What you have to do
Print the items below verbatim, from the first line through the line containing "- product-photo: [1220, 233, 1662, 867]", inclusive.

* * * * * * * * *

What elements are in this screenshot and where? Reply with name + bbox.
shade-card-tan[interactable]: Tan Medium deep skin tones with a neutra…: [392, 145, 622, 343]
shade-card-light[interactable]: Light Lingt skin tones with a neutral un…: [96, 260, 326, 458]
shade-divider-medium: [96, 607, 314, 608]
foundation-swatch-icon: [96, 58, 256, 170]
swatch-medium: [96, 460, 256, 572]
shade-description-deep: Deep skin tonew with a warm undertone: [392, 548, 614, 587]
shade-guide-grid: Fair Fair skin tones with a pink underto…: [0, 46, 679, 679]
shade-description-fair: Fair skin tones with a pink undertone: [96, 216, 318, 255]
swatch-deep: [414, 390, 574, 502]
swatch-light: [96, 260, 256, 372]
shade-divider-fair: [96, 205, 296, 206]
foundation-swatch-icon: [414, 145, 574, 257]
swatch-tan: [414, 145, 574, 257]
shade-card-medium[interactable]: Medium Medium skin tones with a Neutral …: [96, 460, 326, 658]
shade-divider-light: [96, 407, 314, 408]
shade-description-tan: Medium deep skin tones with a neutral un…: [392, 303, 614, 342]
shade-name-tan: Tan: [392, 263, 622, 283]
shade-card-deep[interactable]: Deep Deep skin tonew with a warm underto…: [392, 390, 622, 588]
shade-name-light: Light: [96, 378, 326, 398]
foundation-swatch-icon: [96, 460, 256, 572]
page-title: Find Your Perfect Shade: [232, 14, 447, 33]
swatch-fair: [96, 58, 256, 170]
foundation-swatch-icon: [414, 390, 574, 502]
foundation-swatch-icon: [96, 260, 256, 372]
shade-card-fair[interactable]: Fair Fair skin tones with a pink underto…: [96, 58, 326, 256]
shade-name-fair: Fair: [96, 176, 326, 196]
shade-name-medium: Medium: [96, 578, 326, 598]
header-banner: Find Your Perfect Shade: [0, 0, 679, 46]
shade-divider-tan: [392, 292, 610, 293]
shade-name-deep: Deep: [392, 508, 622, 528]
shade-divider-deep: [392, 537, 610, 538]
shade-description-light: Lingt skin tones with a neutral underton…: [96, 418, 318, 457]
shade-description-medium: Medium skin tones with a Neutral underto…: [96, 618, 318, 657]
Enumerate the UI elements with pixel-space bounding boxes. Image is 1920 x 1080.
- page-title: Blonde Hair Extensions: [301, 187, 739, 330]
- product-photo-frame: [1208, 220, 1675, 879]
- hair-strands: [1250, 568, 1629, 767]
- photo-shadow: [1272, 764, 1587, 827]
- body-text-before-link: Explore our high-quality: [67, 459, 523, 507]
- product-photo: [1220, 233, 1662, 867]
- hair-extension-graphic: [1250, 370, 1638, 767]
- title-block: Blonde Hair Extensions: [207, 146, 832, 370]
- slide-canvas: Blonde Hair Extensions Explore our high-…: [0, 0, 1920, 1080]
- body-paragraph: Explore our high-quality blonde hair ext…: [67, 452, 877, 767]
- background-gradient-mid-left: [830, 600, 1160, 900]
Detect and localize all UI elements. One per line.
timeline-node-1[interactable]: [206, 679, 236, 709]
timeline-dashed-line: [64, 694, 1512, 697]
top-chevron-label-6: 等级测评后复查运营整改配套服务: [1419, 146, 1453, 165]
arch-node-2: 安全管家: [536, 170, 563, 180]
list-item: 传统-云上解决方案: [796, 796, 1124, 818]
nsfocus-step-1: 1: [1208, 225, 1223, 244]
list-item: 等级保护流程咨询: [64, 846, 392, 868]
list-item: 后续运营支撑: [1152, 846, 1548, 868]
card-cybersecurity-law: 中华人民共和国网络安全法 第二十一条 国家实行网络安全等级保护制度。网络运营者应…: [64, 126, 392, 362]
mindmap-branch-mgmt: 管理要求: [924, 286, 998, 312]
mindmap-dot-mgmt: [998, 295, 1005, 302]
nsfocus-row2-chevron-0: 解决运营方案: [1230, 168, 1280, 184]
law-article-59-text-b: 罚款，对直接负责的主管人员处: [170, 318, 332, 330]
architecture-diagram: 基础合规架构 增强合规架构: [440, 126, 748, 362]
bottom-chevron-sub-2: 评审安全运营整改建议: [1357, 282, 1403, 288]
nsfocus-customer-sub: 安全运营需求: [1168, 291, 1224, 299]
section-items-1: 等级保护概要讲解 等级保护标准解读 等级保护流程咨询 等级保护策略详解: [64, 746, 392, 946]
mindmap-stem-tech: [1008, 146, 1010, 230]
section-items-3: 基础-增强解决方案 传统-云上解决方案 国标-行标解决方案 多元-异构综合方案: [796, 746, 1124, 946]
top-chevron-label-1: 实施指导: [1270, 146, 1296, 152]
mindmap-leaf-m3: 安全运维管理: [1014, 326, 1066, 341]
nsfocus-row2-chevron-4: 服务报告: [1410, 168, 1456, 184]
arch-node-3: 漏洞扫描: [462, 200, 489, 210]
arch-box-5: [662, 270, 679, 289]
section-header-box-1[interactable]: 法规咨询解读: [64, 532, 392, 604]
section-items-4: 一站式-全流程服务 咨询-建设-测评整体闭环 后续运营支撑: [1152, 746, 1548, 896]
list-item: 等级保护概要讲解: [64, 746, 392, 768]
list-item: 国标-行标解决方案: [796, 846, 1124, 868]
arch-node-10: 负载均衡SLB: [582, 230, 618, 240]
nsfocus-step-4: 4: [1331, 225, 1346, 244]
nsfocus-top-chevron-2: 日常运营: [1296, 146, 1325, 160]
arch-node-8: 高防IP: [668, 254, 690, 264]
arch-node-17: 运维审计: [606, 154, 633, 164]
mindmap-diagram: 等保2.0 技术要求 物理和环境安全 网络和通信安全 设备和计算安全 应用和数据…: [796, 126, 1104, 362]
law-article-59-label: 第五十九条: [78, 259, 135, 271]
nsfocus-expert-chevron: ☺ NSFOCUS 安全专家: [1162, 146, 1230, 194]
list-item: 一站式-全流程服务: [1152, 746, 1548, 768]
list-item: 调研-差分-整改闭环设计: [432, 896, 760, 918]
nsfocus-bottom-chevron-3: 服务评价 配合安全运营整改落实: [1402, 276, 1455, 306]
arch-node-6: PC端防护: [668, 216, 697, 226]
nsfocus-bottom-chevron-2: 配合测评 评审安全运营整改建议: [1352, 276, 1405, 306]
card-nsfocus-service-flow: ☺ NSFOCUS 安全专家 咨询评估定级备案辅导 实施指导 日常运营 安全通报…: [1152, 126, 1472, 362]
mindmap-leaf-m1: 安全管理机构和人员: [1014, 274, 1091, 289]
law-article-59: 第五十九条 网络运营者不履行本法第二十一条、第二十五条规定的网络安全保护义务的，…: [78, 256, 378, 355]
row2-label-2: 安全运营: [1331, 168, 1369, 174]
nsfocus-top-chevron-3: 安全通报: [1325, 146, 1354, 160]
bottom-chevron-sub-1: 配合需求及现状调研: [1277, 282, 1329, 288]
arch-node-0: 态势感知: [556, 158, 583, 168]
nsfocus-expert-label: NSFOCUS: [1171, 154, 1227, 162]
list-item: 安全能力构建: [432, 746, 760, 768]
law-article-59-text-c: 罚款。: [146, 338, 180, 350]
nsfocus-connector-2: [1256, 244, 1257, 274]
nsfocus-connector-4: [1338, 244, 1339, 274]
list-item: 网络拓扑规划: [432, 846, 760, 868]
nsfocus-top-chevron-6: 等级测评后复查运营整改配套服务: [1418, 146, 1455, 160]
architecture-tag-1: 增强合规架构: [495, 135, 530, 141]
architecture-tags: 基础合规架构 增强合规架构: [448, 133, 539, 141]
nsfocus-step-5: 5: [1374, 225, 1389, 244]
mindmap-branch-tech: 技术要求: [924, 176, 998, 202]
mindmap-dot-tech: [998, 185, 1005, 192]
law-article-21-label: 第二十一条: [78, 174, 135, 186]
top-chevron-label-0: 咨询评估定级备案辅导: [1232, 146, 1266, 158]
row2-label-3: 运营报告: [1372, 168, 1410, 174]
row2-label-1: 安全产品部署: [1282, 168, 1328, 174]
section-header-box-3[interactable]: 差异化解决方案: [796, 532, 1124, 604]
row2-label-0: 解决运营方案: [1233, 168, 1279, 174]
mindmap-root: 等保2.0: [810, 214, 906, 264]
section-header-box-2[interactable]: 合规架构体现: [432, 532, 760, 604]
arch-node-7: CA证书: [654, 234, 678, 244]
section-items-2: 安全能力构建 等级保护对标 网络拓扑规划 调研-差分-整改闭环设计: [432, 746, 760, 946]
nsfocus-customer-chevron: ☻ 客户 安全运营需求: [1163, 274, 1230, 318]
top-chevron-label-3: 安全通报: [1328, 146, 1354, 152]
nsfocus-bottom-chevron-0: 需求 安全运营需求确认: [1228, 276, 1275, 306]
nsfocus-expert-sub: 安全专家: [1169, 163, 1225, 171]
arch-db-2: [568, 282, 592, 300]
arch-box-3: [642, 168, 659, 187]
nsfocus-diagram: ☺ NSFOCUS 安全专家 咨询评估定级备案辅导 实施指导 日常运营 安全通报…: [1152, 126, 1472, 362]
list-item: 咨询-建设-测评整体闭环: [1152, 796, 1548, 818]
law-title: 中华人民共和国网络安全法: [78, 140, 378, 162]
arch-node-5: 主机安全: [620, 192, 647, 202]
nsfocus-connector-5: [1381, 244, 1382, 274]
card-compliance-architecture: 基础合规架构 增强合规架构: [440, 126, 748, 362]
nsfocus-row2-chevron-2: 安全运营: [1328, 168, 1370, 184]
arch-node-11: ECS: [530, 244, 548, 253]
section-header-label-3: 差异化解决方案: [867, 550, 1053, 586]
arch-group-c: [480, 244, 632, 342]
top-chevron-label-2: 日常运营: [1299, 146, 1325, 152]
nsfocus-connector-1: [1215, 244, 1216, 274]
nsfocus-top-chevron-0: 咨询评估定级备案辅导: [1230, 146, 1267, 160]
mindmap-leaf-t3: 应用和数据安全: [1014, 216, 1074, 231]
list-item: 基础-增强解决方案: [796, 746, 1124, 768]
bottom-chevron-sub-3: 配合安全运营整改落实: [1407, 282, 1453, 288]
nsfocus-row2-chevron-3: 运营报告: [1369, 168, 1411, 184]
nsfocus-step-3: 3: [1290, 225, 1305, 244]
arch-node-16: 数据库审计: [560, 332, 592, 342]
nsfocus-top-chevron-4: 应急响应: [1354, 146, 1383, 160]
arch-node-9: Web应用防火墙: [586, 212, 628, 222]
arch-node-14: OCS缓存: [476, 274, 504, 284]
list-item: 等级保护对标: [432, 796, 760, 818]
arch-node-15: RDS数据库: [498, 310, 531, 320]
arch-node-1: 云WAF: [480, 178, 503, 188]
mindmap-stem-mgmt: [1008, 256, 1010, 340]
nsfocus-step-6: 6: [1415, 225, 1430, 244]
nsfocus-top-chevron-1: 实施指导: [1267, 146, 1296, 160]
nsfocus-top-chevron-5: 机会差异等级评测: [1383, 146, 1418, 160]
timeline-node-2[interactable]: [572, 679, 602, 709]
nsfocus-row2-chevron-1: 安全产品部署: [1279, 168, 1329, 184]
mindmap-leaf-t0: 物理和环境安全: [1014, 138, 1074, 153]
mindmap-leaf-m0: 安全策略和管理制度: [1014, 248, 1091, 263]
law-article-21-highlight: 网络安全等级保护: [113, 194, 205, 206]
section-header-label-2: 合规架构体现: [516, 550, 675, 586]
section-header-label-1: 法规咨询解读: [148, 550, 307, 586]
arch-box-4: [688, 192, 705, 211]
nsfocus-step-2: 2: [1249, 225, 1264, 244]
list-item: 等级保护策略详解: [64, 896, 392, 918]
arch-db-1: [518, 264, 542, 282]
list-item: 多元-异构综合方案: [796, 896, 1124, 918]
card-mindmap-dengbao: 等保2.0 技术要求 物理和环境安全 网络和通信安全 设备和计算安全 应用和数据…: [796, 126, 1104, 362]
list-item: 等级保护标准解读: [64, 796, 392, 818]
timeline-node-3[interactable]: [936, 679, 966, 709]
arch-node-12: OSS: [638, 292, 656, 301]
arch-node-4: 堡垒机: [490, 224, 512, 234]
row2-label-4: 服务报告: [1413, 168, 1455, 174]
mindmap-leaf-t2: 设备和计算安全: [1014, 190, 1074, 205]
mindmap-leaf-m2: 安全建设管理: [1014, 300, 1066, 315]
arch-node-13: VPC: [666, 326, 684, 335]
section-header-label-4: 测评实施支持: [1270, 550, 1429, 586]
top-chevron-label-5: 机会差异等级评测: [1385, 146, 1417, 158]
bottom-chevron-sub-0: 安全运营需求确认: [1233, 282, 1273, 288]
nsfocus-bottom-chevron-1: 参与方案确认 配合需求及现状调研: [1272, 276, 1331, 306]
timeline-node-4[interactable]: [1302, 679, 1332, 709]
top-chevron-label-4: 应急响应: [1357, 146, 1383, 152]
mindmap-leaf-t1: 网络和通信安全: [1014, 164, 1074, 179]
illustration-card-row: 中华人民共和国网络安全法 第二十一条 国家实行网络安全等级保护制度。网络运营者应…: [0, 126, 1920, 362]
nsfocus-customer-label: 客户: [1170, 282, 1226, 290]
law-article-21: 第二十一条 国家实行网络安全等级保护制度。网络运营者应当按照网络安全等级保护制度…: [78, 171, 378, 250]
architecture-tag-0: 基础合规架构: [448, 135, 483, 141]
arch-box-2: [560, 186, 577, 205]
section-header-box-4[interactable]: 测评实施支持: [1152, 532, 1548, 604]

* * * * * * * * *

Response to the task
What elements are in this screenshot and where? Reply with name + bbox.
shade-card-tan[interactable]: Tan Medium deep skin tones with a neutra…: [392, 145, 622, 343]
shade-card-light[interactable]: Light Lingt skin tones with a neutral un…: [96, 260, 326, 458]
shade-divider-medium: [96, 607, 314, 608]
foundation-swatch-icon: [96, 58, 256, 170]
swatch-medium: [96, 460, 256, 572]
shade-description-deep: Deep skin tonew with a warm undertone: [392, 548, 614, 587]
shade-guide-grid: Fair Fair skin tones with a pink underto…: [0, 46, 679, 679]
shade-description-fair: Fair skin tones with a pink undertone: [96, 216, 318, 255]
swatch-deep: [414, 390, 574, 502]
swatch-light: [96, 260, 256, 372]
shade-divider-fair: [96, 205, 296, 206]
foundation-swatch-icon: [414, 145, 574, 257]
swatch-tan: [414, 145, 574, 257]
shade-card-medium[interactable]: Medium Medium skin tones with a Neutral …: [96, 460, 326, 658]
shade-divider-light: [96, 407, 314, 408]
shade-description-tan: Medium deep skin tones with a neutral un…: [392, 303, 614, 342]
shade-name-tan: Tan: [392, 263, 622, 283]
shade-card-deep[interactable]: Deep Deep skin tonew with a warm underto…: [392, 390, 622, 588]
shade-name-light: Light: [96, 378, 326, 398]
foundation-swatch-icon: [96, 460, 256, 572]
page-title: Find Your Perfect Shade: [232, 14, 447, 33]
swatch-fair: [96, 58, 256, 170]
foundation-swatch-icon: [414, 390, 574, 502]
foundation-swatch-icon: [96, 260, 256, 372]
shade-card-fair[interactable]: Fair Fair skin tones with a pink underto…: [96, 58, 326, 256]
shade-name-fair: Fair: [96, 176, 326, 196]
shade-name-medium: Medium: [96, 578, 326, 598]
header-banner: Find Your Perfect Shade: [0, 0, 679, 46]
shade-divider-tan: [392, 292, 610, 293]
shade-name-deep: Deep: [392, 508, 622, 528]
shade-divider-deep: [392, 537, 610, 538]
shade-description-light: Lingt skin tones with a neutral underton…: [96, 418, 318, 457]
shade-description-medium: Medium skin tones with a Neutral underto…: [96, 618, 318, 657]
Enumerate the UI elements with pixel-space bounding boxes. Image is 1920 x 1080.
- page-title: Blonde Hair Extensions: [301, 187, 739, 330]
- product-photo-frame: [1208, 220, 1675, 879]
- hair-strands: [1250, 568, 1629, 767]
- photo-shadow: [1272, 764, 1587, 827]
- body-text-before-link: Explore our high-quality: [67, 459, 523, 507]
- product-photo: [1220, 233, 1662, 867]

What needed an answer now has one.